> _Task description_:
Look for the string "DaVinci" in the lines and copy each line that has it.

== == ==

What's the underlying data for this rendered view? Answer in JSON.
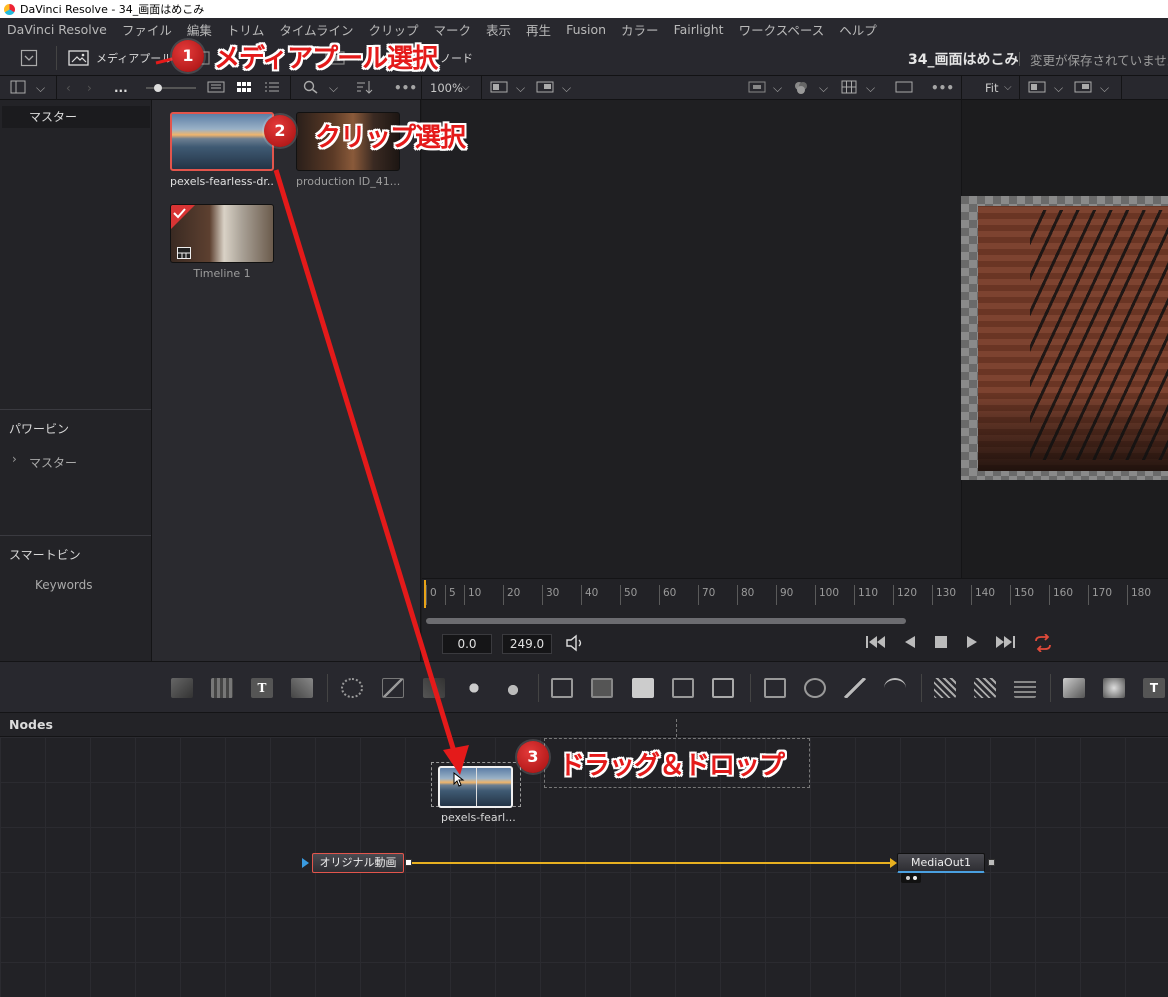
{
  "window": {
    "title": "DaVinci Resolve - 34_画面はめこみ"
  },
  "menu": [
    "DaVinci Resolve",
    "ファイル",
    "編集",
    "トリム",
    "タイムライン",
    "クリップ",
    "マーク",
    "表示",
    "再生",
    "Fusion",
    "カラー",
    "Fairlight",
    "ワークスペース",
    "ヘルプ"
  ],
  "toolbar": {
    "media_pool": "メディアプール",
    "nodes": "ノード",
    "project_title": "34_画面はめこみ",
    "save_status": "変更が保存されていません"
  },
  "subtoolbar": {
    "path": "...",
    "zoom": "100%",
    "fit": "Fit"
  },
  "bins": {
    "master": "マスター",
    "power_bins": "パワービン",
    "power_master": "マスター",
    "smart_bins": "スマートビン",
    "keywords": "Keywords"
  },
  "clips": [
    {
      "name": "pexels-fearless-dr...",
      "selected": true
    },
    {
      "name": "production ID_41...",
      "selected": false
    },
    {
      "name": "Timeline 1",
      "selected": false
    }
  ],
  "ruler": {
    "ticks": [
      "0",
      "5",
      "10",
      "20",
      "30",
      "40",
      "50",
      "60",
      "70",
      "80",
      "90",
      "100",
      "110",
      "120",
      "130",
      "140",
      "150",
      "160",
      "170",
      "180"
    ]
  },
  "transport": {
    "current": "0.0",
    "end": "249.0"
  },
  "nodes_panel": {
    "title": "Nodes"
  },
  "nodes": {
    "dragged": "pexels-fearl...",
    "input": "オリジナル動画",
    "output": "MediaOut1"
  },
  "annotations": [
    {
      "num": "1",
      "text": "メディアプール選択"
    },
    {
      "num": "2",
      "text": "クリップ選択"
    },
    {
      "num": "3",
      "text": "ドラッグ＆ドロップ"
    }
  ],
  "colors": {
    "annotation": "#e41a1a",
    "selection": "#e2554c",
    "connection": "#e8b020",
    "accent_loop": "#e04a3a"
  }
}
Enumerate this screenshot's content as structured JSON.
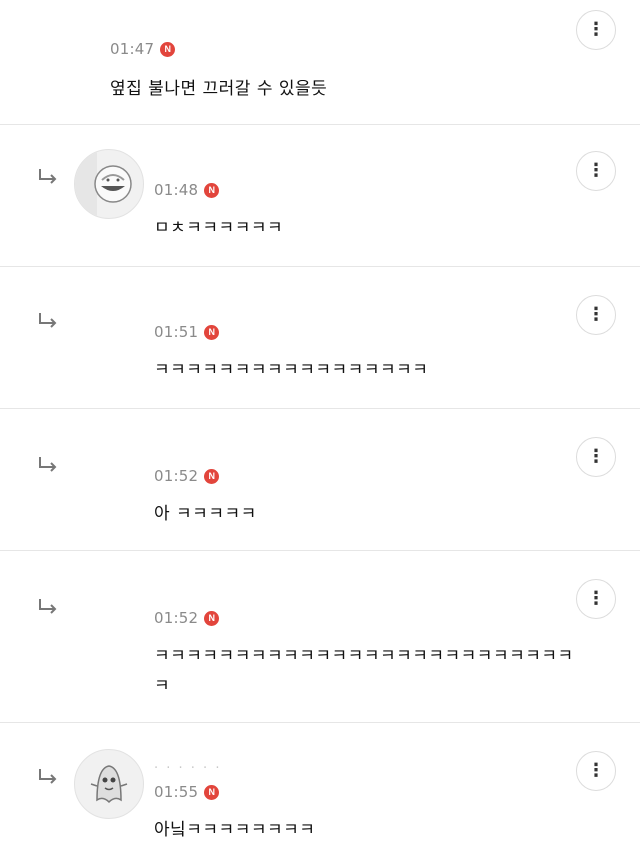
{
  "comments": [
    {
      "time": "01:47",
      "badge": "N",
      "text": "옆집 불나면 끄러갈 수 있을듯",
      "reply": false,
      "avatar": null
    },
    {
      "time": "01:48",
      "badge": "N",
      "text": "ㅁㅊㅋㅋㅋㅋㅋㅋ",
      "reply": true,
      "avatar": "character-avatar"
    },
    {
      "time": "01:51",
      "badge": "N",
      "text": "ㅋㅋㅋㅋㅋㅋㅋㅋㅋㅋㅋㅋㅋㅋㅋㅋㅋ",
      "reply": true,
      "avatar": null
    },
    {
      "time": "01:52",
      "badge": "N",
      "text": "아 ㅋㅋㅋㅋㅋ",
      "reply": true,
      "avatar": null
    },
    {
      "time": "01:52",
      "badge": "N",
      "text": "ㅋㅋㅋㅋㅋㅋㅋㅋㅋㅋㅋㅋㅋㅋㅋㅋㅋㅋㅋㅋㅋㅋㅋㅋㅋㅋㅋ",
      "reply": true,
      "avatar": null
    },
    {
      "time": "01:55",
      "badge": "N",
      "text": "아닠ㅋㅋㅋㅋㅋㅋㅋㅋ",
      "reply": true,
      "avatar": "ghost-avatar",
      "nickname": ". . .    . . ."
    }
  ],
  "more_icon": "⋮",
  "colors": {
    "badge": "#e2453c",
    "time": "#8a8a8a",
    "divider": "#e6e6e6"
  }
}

== == ==

> _Answer for the task_:
    "title": "DaVinci Resolve - 34_画面はめこみ"
    "DaVinci Resolve",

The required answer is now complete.